## WRITTEN TASK
Copy every line of the entries that includes the word "title".

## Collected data
------------------------------

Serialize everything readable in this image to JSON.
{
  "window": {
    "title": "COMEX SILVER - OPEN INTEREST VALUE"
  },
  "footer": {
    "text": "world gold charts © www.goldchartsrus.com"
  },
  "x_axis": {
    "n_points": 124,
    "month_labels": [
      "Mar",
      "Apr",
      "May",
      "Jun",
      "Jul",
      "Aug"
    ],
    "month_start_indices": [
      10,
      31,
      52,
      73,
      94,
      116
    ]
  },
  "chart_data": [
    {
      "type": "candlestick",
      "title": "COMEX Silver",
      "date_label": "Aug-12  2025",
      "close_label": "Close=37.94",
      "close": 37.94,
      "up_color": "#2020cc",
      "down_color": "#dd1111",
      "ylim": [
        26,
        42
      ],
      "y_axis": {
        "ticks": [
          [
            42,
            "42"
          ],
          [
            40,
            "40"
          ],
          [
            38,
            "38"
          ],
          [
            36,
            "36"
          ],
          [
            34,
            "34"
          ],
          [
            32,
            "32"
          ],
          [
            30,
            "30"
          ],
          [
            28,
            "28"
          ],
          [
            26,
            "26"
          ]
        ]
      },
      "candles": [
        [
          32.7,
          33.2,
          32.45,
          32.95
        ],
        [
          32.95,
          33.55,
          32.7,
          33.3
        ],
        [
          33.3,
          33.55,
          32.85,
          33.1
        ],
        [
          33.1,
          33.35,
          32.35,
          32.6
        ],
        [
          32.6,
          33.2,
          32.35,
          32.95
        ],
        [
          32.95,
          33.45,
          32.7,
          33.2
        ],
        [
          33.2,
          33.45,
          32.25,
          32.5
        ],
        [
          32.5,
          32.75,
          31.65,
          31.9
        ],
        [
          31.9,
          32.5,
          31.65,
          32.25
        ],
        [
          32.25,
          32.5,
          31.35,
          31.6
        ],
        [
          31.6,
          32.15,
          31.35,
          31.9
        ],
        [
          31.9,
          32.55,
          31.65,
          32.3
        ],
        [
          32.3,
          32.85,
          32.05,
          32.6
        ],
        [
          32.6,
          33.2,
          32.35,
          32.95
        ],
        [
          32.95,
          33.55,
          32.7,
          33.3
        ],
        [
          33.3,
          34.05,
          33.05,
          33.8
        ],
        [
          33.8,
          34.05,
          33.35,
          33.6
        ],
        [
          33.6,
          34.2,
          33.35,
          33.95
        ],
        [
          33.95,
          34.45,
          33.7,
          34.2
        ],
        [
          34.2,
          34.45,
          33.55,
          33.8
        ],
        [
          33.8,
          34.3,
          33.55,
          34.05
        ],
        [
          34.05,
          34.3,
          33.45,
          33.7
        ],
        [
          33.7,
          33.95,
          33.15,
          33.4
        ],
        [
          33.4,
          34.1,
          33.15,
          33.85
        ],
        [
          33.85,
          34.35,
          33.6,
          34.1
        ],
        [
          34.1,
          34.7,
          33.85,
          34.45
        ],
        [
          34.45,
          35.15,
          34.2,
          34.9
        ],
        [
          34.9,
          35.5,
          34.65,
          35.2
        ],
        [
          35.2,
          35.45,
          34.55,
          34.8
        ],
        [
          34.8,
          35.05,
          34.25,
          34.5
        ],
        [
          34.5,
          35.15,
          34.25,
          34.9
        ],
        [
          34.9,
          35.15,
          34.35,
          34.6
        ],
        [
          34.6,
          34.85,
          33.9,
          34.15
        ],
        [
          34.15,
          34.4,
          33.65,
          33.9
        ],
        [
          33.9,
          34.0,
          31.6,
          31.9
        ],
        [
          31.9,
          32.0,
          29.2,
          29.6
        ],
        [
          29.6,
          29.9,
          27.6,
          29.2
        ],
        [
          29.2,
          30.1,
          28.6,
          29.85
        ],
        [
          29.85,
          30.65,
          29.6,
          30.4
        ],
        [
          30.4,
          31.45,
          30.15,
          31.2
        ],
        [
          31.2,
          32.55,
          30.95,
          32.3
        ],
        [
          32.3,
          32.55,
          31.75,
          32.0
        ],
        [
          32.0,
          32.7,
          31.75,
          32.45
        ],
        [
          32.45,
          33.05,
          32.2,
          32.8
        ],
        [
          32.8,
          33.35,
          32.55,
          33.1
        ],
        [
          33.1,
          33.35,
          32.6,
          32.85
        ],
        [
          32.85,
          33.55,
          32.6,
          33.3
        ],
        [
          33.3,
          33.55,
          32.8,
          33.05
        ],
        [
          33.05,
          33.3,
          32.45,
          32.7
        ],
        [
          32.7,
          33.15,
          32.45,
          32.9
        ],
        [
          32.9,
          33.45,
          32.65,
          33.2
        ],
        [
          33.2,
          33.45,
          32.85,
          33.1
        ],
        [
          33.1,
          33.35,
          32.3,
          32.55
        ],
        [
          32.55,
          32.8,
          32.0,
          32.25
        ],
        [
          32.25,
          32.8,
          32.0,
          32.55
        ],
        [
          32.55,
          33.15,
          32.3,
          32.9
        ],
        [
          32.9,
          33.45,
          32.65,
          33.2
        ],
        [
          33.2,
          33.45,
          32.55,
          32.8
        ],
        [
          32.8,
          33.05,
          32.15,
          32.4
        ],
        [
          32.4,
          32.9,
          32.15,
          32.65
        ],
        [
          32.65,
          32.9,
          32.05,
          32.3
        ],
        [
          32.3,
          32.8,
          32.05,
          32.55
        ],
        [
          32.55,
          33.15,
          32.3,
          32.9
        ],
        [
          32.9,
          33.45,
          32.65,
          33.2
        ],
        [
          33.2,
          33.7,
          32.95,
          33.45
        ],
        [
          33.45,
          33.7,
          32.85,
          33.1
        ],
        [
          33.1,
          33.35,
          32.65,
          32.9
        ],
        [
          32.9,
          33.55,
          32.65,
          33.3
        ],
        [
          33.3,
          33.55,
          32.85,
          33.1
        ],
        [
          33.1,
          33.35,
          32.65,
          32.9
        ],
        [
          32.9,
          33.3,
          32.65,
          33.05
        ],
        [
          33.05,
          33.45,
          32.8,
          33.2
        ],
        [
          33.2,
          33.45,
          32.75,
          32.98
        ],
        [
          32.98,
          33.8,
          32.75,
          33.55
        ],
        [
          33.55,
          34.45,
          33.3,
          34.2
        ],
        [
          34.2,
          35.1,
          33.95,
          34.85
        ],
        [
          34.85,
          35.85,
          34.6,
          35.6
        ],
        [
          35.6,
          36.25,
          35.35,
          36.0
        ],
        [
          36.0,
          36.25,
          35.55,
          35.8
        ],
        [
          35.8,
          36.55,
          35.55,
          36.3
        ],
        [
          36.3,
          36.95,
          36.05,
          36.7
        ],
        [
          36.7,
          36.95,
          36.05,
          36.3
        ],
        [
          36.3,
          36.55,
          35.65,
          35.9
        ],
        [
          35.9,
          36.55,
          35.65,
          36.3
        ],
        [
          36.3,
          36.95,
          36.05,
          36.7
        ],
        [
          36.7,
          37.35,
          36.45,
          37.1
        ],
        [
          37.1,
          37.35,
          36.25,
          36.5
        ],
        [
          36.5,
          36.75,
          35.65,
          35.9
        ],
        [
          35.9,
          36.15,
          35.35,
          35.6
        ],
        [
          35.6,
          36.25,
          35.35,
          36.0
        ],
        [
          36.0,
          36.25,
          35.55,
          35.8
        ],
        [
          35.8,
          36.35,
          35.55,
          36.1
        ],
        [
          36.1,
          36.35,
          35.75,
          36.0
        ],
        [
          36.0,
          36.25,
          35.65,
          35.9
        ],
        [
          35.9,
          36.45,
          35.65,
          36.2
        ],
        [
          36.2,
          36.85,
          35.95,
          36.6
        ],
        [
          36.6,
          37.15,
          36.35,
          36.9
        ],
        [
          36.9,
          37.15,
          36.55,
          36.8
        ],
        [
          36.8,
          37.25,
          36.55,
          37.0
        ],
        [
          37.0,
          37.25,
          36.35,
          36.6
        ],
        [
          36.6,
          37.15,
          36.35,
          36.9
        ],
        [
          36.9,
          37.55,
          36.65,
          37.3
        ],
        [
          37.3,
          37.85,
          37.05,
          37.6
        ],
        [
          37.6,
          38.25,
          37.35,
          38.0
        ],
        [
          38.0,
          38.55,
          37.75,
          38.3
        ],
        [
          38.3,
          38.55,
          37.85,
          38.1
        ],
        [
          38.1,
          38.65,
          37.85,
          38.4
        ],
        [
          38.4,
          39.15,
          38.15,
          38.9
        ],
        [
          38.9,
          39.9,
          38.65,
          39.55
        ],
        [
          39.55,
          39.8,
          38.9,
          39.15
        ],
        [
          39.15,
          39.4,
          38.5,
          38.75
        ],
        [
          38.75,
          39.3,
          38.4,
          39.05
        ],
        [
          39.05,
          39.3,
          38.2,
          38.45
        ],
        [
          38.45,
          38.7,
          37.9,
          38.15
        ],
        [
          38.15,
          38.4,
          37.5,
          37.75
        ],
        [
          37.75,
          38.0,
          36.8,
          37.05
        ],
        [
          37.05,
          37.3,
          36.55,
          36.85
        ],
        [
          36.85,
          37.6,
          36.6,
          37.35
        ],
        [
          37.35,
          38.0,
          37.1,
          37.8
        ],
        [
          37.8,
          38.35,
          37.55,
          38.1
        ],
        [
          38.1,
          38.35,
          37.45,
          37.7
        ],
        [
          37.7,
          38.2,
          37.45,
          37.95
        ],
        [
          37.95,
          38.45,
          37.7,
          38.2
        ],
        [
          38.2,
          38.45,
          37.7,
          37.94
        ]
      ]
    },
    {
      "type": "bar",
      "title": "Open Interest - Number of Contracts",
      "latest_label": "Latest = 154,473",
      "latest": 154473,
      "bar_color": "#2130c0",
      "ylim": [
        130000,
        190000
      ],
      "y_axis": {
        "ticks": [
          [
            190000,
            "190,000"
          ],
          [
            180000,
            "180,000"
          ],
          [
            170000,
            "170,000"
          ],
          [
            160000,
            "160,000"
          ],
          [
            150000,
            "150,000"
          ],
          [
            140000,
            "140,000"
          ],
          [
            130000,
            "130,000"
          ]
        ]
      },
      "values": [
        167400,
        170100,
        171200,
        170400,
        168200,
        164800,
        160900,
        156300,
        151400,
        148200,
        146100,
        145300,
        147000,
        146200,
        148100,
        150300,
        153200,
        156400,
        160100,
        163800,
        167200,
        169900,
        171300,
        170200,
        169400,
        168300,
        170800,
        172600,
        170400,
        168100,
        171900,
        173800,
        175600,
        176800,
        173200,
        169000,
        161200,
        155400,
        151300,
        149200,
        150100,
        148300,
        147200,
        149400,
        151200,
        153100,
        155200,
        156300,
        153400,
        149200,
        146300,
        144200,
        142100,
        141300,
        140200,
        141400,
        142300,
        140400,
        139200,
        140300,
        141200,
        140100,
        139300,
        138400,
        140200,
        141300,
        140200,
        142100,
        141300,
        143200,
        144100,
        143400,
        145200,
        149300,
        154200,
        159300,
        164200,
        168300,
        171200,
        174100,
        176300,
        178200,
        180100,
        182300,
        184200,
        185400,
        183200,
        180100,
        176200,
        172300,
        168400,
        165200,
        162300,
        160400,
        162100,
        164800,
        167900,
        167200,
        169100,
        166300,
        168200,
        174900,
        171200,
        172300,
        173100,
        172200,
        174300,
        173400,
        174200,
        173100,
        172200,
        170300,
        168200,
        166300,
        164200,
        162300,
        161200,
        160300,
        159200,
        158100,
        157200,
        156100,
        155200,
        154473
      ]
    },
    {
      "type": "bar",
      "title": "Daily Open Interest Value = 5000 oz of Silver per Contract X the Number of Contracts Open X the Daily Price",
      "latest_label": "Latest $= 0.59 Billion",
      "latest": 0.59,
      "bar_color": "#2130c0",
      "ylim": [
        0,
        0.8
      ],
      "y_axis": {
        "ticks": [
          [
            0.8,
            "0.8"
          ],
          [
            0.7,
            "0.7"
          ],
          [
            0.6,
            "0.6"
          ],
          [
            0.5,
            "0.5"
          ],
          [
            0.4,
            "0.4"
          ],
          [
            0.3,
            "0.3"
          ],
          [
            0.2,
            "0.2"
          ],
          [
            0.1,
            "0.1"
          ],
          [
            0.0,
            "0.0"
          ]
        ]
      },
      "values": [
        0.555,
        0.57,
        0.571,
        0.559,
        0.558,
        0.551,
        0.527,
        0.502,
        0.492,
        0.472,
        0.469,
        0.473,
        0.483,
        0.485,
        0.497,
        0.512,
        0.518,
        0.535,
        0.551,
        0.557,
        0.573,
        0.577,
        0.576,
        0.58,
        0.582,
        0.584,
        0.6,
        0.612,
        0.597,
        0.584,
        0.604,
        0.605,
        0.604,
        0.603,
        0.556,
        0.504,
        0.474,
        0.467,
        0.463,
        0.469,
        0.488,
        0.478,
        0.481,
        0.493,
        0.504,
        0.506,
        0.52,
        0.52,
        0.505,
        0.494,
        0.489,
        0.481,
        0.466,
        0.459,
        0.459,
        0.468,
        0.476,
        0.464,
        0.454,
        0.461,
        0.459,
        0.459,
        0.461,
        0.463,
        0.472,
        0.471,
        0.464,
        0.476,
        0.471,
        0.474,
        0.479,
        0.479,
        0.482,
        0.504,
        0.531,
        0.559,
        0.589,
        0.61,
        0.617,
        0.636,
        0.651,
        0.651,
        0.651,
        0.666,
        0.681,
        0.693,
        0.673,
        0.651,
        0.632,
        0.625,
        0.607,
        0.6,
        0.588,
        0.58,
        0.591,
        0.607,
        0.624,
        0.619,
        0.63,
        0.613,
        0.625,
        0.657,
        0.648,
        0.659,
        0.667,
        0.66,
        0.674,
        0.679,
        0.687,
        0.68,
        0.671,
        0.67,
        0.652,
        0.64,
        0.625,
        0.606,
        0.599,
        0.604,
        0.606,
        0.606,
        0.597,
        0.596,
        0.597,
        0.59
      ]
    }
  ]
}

------------------------------

## SOLUTION FOR THIS PROBLEM
    "title": "COMEX SILVER - OPEN INTEREST VALUE"
      "title": "COMEX Silver",
      "title": "Open Interest - Number of Contracts",
      "title": "Daily Open Interest Value = 5000 oz of Silver per Contract X the Number of Contracts Open X the Daily Price",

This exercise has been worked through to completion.